Find how many lines in the material contain "icon"; your answer should be that number alone.

───

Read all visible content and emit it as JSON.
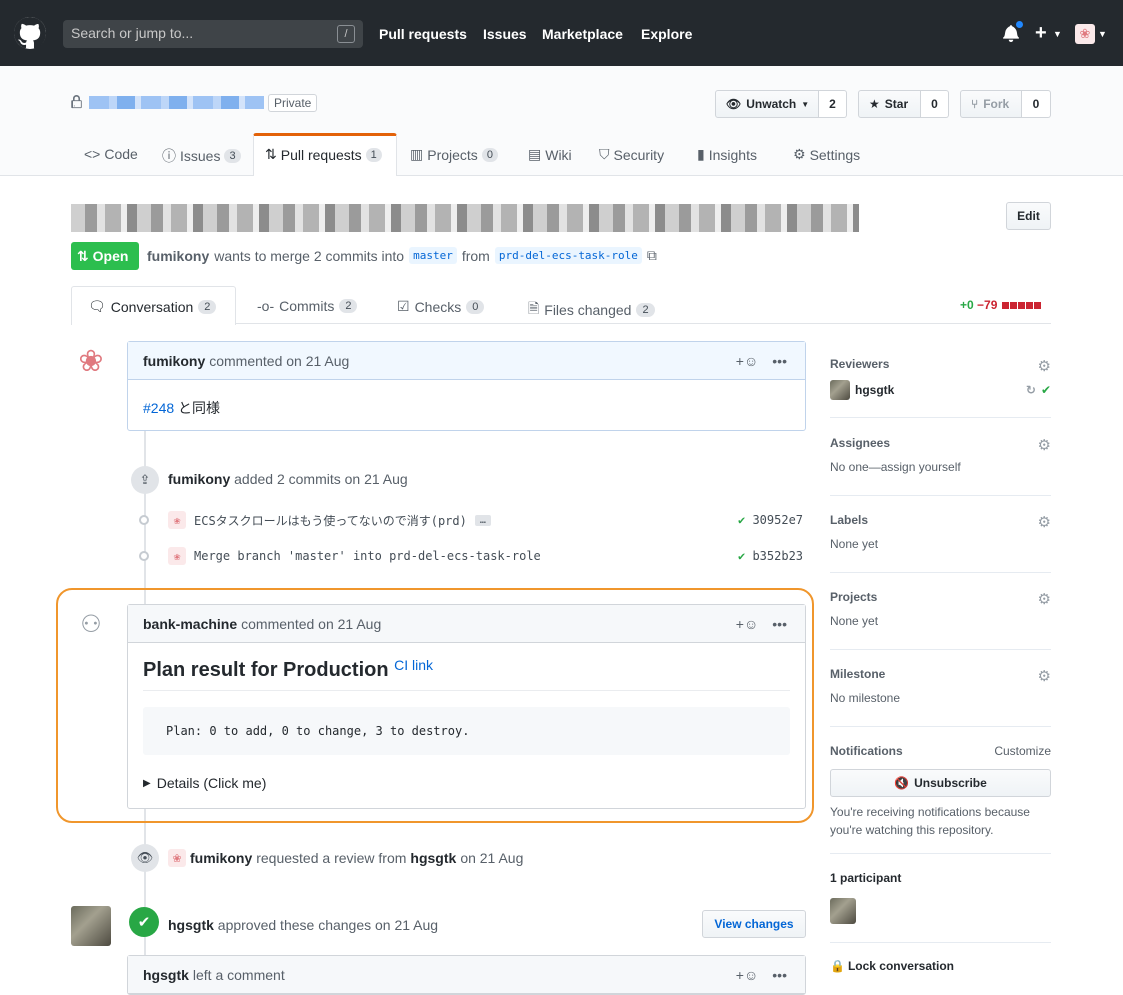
{
  "header": {
    "search_placeholder": "Search or jump to...",
    "search_key": "/",
    "nav": [
      "Pull requests",
      "Issues",
      "Marketplace",
      "Explore"
    ]
  },
  "repo": {
    "visibility": "Private",
    "watch_label": "Unwatch",
    "watch_count": "2",
    "star_label": "Star",
    "star_count": "0",
    "fork_label": "Fork",
    "fork_count": "0",
    "tabs": [
      {
        "label": "Code",
        "icon": "code-icon"
      },
      {
        "label": "Issues",
        "count": "3",
        "icon": "issue-icon"
      },
      {
        "label": "Pull requests",
        "count": "1",
        "icon": "pull-request-icon"
      },
      {
        "label": "Projects",
        "count": "0",
        "icon": "project-icon"
      },
      {
        "label": "Wiki",
        "icon": "book-icon"
      },
      {
        "label": "Security",
        "icon": "shield-icon"
      },
      {
        "label": "Insights",
        "icon": "graph-icon"
      },
      {
        "label": "Settings",
        "icon": "gear-icon"
      }
    ]
  },
  "pr": {
    "edit_label": "Edit",
    "state": "Open",
    "author": "fumikony",
    "merge_text": "wants to merge 2 commits into",
    "base": "master",
    "from_text": "from",
    "head": "prd-del-ecs-task-role",
    "tabs": [
      {
        "label": "Conversation",
        "count": "2"
      },
      {
        "label": "Commits",
        "count": "2"
      },
      {
        "label": "Checks",
        "count": "0"
      },
      {
        "label": "Files changed",
        "count": "2"
      }
    ],
    "additions": "+0",
    "deletions": "−79"
  },
  "timeline": {
    "comment1": {
      "author": "fumikony",
      "meta": "commented on 21 Aug",
      "ref": "#248",
      "body": "と同様"
    },
    "commits_event": {
      "author": "fumikony",
      "text": "added 2 commits",
      "date": "on 21 Aug"
    },
    "commits": [
      {
        "message": "ECSタスクロールはもう使ってないので消す(prd)",
        "sha": "30952e7",
        "has_more": "…"
      },
      {
        "message": "Merge branch 'master' into prd-del-ecs-task-role",
        "sha": "b352b23"
      }
    ],
    "comment2": {
      "author": "bank-machine",
      "meta": "commented on 21 Aug",
      "heading": "Plan result for Production",
      "link": "CI link",
      "plan": "Plan: 0 to add, 0 to change, 3 to destroy.",
      "details": "Details (Click me)"
    },
    "review_request": {
      "author": "fumikony",
      "text": "requested a review from",
      "reviewer": "hgsgtk",
      "date": "on 21 Aug"
    },
    "approval": {
      "author": "hgsgtk",
      "text": "approved these changes",
      "date": "on 21 Aug",
      "button": "View changes"
    },
    "comment3": {
      "author": "hgsgtk",
      "meta": "left a comment"
    }
  },
  "sidebar": {
    "reviewers_label": "Reviewers",
    "reviewer": "hgsgtk",
    "assignees_label": "Assignees",
    "assignees_value": "No one—assign yourself",
    "labels_label": "Labels",
    "labels_value": "None yet",
    "projects_label": "Projects",
    "projects_value": "None yet",
    "milestone_label": "Milestone",
    "milestone_value": "No milestone",
    "notifications_label": "Notifications",
    "customize": "Customize",
    "unsubscribe": "Unsubscribe",
    "notif_reason": "You're receiving notifications because you're watching this repository.",
    "participants": "1 participant",
    "lock": "Lock conversation"
  },
  "colors": {
    "accent": "#0366d6",
    "open": "#2cbe4e",
    "highlight": "#f0962c",
    "header": "#24292e"
  }
}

───

**Result of this exercise:**
8